**The request:** Retype everything from the line containing "Decompose this screenshot" down to the line containing "x-tick-label: 5: [438, 574, 444, 585]", both included, with no changes.

Annotated element entries:
'''

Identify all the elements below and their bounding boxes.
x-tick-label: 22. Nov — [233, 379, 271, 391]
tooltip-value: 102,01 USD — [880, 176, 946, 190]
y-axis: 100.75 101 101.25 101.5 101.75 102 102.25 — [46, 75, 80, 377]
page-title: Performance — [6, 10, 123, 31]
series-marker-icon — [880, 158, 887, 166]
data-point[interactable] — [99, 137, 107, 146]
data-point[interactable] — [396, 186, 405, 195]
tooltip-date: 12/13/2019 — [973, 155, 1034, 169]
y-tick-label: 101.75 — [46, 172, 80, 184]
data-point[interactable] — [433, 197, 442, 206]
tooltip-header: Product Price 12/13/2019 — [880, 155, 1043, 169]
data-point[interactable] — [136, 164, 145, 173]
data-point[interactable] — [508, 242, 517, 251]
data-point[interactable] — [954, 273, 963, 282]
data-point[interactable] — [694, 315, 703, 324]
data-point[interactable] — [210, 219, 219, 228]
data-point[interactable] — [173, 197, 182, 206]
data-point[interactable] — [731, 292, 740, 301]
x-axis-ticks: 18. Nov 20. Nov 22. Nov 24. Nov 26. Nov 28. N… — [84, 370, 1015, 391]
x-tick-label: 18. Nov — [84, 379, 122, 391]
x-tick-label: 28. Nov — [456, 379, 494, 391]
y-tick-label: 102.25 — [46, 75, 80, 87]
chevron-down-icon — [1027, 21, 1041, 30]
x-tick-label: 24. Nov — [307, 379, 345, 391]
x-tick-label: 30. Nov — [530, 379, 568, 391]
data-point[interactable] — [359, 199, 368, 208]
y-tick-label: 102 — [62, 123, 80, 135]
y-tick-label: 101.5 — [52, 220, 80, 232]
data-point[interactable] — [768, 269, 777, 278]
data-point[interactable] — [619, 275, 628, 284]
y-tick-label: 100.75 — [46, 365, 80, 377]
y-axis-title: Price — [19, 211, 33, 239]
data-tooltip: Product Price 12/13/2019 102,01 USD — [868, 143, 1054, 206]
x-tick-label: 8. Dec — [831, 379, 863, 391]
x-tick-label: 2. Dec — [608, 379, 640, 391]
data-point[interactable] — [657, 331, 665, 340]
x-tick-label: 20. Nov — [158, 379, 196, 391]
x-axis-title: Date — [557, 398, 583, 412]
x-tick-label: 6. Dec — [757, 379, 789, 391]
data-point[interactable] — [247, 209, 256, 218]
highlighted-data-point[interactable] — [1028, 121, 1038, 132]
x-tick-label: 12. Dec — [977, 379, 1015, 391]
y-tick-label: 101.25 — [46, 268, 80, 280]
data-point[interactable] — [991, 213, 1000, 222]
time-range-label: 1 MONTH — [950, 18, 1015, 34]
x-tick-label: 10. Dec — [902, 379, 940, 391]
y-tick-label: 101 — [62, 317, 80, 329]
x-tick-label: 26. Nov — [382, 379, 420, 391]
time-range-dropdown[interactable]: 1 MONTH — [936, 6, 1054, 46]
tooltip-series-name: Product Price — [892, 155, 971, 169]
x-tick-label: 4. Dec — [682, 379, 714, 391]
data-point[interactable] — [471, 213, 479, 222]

'''
'''

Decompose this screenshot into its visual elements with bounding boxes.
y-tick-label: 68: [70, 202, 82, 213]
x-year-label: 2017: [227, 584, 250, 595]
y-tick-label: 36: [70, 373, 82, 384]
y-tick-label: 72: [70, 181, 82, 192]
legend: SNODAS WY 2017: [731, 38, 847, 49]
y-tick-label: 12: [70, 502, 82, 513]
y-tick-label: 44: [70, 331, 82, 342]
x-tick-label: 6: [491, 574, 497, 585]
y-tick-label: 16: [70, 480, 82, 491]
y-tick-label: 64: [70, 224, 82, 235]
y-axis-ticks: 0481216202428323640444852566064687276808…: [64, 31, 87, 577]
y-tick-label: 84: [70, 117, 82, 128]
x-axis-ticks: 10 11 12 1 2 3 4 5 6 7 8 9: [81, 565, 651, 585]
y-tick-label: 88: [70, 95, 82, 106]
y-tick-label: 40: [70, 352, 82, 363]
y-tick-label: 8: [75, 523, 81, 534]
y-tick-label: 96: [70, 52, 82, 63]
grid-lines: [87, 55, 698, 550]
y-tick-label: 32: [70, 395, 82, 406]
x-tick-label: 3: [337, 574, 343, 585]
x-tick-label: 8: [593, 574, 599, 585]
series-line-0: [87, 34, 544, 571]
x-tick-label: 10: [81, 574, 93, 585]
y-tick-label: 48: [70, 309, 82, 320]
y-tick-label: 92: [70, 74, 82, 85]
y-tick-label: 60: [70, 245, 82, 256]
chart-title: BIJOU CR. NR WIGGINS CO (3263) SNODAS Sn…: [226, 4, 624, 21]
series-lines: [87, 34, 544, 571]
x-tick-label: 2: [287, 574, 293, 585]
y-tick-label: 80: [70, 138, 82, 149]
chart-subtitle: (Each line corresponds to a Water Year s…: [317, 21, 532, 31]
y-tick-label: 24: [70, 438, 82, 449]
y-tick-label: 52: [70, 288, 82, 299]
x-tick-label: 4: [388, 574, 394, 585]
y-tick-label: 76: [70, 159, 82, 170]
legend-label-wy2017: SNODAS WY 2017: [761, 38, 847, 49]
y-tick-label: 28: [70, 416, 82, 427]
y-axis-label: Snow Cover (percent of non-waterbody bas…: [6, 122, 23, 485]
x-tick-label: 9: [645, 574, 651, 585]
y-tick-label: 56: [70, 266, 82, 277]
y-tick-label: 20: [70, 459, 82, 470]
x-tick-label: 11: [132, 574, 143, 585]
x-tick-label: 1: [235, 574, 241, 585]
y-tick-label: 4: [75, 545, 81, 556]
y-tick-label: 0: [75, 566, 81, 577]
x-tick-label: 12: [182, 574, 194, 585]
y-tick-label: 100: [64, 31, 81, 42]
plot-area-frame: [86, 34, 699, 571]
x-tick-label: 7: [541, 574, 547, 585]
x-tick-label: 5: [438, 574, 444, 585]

'''

**Problem solution:**
Decompose this screenshot into its visual elements with bounding boxes.
y-tick-label: 68: [70, 202, 82, 213]
x-year-label: 2017: [227, 584, 250, 595]
y-tick-label: 36: [70, 373, 82, 384]
y-tick-label: 72: [70, 181, 82, 192]
legend: SNODAS WY 2017: [731, 38, 847, 49]
y-tick-label: 12: [70, 502, 82, 513]
y-tick-label: 44: [70, 331, 82, 342]
x-tick-label: 6: [491, 574, 497, 585]
y-tick-label: 16: [70, 480, 82, 491]
y-tick-label: 64: [70, 224, 82, 235]
y-axis-ticks: 0481216202428323640444852566064687276808…: [64, 31, 87, 577]
y-tick-label: 84: [70, 117, 82, 128]
x-axis-ticks: 10 11 12 1 2 3 4 5 6 7 8 9: [81, 565, 651, 585]
y-tick-label: 88: [70, 95, 82, 106]
y-tick-label: 40: [70, 352, 82, 363]
y-tick-label: 8: [75, 523, 81, 534]
y-tick-label: 96: [70, 52, 82, 63]
grid-lines: [87, 55, 698, 550]
y-tick-label: 32: [70, 395, 82, 406]
x-tick-label: 3: [337, 574, 343, 585]
x-tick-label: 8: [593, 574, 599, 585]
series-line-0: [87, 34, 544, 571]
x-tick-label: 10: [81, 574, 93, 585]
y-tick-label: 48: [70, 309, 82, 320]
y-tick-label: 92: [70, 74, 82, 85]
y-tick-label: 60: [70, 245, 82, 256]
chart-title: BIJOU CR. NR WIGGINS CO (3263) SNODAS Sn…: [226, 4, 624, 21]
series-lines: [87, 34, 544, 571]
x-tick-label: 2: [287, 574, 293, 585]
y-tick-label: 80: [70, 138, 82, 149]
chart-subtitle: (Each line corresponds to a Water Year s…: [317, 21, 532, 31]
y-tick-label: 24: [70, 438, 82, 449]
y-tick-label: 52: [70, 288, 82, 299]
x-tick-label: 4: [388, 574, 394, 585]
y-tick-label: 76: [70, 159, 82, 170]
legend-label-wy2017: SNODAS WY 2017: [761, 38, 847, 49]
y-tick-label: 28: [70, 416, 82, 427]
y-axis-label: Snow Cover (percent of non-waterbody bas…: [6, 122, 23, 485]
x-tick-label: 9: [645, 574, 651, 585]
y-tick-label: 56: [70, 266, 82, 277]
y-tick-label: 20: [70, 459, 82, 470]
x-tick-label: 11: [132, 574, 143, 585]
x-tick-label: 1: [235, 574, 241, 585]
y-tick-label: 4: [75, 545, 81, 556]
y-tick-label: 0: [75, 566, 81, 577]
x-tick-label: 12: [182, 574, 194, 585]
y-tick-label: 100: [64, 31, 81, 42]
plot-area-frame: [86, 34, 699, 571]
x-tick-label: 7: [541, 574, 547, 585]
x-tick-label: 5: [438, 574, 444, 585]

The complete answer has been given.